Recorded data:
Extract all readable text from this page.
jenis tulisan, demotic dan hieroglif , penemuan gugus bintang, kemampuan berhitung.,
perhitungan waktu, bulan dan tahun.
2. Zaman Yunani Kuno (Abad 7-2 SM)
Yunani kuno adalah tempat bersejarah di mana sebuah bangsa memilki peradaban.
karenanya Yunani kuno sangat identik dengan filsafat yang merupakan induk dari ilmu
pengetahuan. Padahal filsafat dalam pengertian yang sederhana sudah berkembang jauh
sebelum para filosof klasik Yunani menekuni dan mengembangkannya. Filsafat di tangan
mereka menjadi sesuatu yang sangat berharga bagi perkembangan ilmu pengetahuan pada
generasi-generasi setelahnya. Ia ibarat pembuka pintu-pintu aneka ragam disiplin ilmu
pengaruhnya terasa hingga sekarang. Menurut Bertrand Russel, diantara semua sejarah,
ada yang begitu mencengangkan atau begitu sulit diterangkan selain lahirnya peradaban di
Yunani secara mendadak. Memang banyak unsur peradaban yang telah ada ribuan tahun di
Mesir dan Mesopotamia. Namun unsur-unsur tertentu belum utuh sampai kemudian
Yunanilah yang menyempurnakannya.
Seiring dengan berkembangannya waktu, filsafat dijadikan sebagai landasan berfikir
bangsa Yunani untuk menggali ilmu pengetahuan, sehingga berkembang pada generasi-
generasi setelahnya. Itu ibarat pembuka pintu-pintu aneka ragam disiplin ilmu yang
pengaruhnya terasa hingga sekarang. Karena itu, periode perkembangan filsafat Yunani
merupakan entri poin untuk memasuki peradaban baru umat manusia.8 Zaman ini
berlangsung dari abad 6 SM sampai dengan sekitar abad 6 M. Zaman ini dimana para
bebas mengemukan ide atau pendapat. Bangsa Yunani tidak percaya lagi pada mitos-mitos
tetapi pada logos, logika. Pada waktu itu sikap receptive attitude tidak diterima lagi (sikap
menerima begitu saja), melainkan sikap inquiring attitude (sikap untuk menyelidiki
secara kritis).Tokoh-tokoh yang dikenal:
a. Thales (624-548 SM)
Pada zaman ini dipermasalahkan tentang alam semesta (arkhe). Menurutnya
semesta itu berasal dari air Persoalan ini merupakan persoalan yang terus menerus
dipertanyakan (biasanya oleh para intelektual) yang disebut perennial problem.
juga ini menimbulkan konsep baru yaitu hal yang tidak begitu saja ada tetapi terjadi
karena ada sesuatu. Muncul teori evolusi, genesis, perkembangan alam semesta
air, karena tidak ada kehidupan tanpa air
--
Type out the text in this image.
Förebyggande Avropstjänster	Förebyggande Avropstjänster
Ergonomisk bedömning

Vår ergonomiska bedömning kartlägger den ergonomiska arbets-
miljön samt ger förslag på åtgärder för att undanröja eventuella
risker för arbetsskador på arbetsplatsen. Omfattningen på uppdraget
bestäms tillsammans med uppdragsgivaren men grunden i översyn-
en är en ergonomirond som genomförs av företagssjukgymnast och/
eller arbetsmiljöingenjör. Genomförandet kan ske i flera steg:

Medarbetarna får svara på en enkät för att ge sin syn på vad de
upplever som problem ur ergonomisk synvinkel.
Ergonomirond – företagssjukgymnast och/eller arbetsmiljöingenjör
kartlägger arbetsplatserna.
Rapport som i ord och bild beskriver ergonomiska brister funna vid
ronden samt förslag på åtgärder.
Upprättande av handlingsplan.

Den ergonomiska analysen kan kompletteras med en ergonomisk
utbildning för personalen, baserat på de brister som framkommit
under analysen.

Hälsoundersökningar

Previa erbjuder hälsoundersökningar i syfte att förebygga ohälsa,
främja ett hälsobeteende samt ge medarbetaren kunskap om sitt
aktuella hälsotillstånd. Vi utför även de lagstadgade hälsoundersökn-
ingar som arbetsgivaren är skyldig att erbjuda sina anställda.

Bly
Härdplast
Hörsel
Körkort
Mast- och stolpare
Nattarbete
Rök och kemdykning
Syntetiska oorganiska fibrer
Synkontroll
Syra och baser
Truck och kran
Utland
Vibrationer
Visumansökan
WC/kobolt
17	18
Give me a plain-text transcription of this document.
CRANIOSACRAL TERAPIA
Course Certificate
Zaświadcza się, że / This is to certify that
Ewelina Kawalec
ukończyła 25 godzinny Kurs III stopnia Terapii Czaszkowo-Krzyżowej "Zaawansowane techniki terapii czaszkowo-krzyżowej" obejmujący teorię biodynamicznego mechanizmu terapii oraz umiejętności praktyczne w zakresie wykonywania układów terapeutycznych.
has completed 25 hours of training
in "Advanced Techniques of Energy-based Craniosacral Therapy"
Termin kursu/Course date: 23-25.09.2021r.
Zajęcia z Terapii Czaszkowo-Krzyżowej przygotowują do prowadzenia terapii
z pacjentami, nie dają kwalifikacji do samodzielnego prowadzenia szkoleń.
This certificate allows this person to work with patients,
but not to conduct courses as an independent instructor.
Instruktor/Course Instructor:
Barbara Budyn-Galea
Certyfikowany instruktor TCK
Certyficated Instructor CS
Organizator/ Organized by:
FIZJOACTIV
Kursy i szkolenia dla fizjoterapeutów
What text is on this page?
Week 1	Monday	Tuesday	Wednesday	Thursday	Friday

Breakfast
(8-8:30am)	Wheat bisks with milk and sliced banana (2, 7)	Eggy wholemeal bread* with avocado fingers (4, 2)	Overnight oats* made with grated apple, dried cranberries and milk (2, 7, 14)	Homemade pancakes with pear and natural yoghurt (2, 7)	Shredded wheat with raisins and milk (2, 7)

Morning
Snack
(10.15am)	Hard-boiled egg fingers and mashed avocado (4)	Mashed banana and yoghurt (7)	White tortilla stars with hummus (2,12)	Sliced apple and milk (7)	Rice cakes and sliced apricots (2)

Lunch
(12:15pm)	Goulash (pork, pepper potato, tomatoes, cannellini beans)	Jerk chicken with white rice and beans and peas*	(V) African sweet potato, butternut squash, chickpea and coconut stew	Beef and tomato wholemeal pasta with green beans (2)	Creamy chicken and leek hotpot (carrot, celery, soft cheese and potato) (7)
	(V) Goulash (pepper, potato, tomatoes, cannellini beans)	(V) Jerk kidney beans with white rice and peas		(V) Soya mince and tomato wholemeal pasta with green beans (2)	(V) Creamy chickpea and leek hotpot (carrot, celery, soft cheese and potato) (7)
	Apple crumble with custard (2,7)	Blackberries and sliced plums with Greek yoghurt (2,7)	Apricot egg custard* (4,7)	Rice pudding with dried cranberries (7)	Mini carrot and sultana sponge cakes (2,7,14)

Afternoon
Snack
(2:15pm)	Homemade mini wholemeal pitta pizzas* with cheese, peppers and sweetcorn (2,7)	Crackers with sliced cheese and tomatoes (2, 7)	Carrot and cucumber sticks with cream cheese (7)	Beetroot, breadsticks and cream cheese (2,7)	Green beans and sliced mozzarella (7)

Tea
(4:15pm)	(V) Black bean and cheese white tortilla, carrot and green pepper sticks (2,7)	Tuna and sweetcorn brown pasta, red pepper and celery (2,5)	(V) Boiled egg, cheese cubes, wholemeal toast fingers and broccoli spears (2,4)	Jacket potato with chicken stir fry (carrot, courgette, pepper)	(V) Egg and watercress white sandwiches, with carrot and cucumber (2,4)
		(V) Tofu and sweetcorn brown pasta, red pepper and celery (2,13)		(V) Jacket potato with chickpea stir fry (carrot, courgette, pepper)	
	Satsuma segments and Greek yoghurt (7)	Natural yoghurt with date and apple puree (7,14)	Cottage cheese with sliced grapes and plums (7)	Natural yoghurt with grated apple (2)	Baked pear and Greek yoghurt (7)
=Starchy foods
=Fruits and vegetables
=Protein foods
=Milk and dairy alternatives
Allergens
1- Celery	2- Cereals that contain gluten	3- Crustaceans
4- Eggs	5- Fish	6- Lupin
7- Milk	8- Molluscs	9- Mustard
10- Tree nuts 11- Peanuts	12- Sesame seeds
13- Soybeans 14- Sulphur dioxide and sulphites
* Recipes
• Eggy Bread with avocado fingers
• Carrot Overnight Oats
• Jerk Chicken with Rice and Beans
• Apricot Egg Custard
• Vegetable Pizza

Work to be completed: Take the entries above and copy out all lines with the string "atau".

Result of the exercise:
ada yang begitu mencengangkan atau begitu sulit diterangkan selain lahirnya peradaban di
bebas mengemukan ide atau pendapat. Bangsa Yunani tidak percaya lagi pada mitos-mitos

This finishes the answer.